> [Dataset excerpts]:
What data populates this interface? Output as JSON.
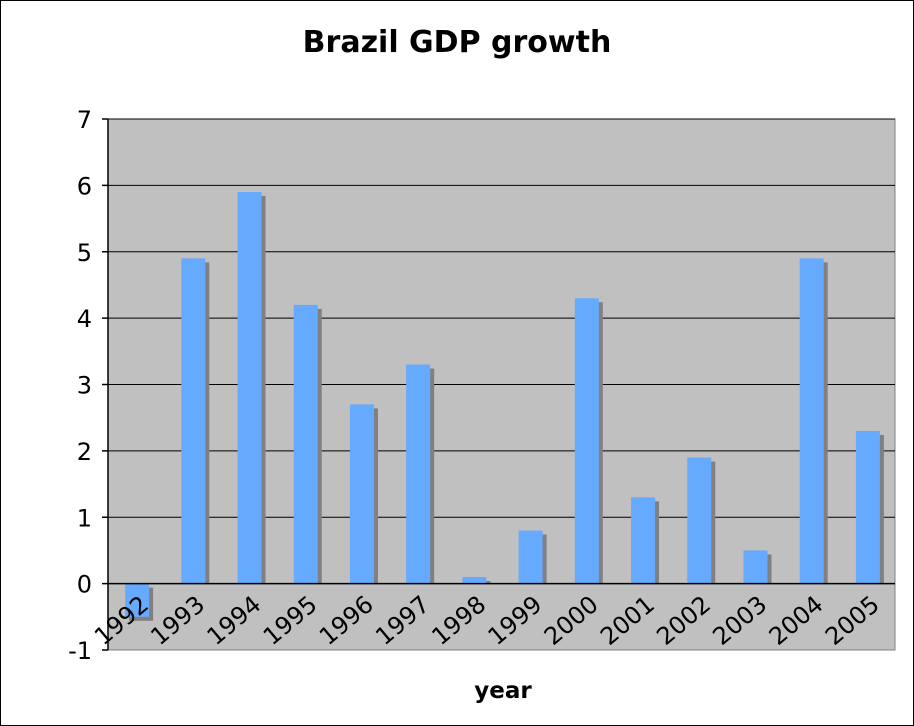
{
  "chart_data": {
    "type": "bar",
    "title": "Brazil GDP growth",
    "xlabel": "year",
    "ylabel": "",
    "categories": [
      "1992",
      "1993",
      "1994",
      "1995",
      "1996",
      "1997",
      "1998",
      "1999",
      "2000",
      "2001",
      "2002",
      "2003",
      "2004",
      "2005"
    ],
    "values": [
      -0.5,
      4.9,
      5.9,
      4.2,
      2.7,
      3.3,
      0.1,
      0.8,
      4.3,
      1.3,
      1.9,
      0.5,
      4.9,
      2.3
    ],
    "ylim": [
      -1,
      7
    ],
    "yticks": [
      "-1",
      "0",
      "1",
      "2",
      "3",
      "4",
      "5",
      "6",
      "7"
    ],
    "grid": true,
    "legend": "none",
    "colors": {
      "bar": "#66aaff",
      "bar_shadow": "#808080",
      "plot_background": "#c0c0c0",
      "gridline": "#000000"
    }
  }
}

> [To do]:
Your task is an exact transcription of all the data, minus the pictures.

> [Reply to the task]:
What data populates this interface? Output as JSON.
{
  "chart_data": {
    "type": "bar",
    "title": "Brazil GDP growth",
    "xlabel": "year",
    "ylabel": "",
    "categories": [
      "1992",
      "1993",
      "1994",
      "1995",
      "1996",
      "1997",
      "1998",
      "1999",
      "2000",
      "2001",
      "2002",
      "2003",
      "2004",
      "2005"
    ],
    "values": [
      -0.5,
      4.9,
      5.9,
      4.2,
      2.7,
      3.3,
      0.1,
      0.8,
      4.3,
      1.3,
      1.9,
      0.5,
      4.9,
      2.3
    ],
    "ylim": [
      -1,
      7
    ],
    "yticks": [
      "-1",
      "0",
      "1",
      "2",
      "3",
      "4",
      "5",
      "6",
      "7"
    ],
    "grid": true,
    "legend": "none",
    "colors": {
      "bar": "#66aaff",
      "bar_shadow": "#808080",
      "plot_background": "#c0c0c0",
      "gridline": "#000000"
    }
  }
}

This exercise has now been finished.